--- begin ---

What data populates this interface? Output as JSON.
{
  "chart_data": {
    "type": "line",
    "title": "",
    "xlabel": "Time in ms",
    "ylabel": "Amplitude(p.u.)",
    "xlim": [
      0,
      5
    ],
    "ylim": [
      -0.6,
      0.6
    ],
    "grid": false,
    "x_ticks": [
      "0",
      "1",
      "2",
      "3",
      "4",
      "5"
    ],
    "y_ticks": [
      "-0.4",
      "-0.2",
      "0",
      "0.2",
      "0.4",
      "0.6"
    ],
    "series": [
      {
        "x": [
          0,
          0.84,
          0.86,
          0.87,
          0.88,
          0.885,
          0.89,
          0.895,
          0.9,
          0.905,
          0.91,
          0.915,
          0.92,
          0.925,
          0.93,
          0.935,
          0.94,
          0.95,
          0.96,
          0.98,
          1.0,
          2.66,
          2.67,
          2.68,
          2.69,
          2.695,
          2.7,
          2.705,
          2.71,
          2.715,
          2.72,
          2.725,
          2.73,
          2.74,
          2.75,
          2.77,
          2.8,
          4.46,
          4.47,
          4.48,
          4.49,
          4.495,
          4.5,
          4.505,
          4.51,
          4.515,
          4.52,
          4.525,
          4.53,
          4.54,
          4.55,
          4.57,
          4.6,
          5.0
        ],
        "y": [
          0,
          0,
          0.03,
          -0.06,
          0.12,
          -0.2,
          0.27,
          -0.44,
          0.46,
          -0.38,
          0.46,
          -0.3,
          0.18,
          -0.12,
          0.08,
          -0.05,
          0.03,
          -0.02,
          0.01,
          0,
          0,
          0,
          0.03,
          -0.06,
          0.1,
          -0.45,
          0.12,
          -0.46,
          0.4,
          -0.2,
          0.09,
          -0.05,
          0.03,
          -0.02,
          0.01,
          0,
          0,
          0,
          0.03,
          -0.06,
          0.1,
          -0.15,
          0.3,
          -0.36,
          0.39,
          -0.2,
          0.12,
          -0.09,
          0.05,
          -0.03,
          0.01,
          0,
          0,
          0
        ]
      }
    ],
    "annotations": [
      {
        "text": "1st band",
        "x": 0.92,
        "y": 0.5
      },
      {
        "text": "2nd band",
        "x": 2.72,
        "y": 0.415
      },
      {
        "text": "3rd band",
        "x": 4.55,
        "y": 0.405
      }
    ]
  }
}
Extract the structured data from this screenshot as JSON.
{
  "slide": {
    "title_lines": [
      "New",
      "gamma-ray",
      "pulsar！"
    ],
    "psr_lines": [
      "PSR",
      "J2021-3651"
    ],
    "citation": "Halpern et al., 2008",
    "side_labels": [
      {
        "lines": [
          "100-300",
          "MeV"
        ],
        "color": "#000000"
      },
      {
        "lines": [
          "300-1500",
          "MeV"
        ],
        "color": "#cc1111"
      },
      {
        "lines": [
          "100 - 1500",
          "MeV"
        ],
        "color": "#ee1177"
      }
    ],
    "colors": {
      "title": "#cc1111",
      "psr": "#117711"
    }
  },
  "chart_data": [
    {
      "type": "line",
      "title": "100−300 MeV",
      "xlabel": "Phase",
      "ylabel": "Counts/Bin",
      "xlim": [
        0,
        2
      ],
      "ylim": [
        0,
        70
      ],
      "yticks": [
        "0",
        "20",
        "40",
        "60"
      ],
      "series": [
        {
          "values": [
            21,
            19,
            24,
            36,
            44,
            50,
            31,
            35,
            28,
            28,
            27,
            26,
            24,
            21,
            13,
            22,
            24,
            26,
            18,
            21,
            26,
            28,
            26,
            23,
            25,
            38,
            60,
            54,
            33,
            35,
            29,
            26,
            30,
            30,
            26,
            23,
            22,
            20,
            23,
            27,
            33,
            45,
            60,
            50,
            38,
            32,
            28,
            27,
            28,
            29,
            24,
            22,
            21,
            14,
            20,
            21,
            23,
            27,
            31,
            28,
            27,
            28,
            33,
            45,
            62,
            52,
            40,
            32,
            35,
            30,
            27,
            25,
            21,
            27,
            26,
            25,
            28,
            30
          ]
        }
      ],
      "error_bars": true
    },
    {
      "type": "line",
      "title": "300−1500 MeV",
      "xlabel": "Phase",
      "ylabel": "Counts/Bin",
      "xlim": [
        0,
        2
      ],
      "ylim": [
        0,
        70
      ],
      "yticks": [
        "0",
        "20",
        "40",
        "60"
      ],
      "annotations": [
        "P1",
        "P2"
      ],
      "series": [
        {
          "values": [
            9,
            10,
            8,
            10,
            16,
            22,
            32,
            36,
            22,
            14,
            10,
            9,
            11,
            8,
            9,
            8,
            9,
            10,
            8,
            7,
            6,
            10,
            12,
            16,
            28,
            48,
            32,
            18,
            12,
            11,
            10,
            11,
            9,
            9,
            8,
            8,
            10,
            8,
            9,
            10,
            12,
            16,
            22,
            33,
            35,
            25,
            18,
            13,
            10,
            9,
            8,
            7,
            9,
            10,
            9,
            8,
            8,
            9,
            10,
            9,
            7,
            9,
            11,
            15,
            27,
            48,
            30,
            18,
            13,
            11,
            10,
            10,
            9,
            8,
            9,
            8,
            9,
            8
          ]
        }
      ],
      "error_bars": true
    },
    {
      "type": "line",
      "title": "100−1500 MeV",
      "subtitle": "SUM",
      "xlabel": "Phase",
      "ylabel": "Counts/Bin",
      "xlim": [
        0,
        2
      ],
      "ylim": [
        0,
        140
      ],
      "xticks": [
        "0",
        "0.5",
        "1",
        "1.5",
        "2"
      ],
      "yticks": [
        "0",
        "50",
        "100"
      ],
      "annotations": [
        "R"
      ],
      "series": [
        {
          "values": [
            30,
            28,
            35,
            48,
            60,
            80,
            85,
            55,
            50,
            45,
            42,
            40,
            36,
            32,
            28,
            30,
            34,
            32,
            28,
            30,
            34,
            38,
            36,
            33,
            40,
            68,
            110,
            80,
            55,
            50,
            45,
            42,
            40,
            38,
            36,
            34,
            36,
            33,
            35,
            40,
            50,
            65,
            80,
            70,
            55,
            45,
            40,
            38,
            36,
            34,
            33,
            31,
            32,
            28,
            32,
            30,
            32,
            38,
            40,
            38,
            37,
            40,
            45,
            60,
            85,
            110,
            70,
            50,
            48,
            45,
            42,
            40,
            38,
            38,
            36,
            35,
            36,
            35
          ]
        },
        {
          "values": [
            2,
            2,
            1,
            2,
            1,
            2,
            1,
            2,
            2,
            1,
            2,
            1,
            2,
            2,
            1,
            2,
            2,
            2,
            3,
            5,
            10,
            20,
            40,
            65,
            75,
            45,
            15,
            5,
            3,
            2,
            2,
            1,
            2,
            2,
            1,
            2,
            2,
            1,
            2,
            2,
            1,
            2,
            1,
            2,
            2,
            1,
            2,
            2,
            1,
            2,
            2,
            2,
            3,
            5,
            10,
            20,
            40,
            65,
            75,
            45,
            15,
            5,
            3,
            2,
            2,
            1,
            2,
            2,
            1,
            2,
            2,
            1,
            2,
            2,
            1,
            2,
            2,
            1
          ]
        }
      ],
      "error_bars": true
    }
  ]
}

--- end ---

• **Problem requirements**
Show the lines where the word "text" appears in the entries.

• **Correct answer**
        "text": "1st band",
        "text": "2nd band",
        "text": "3rd band",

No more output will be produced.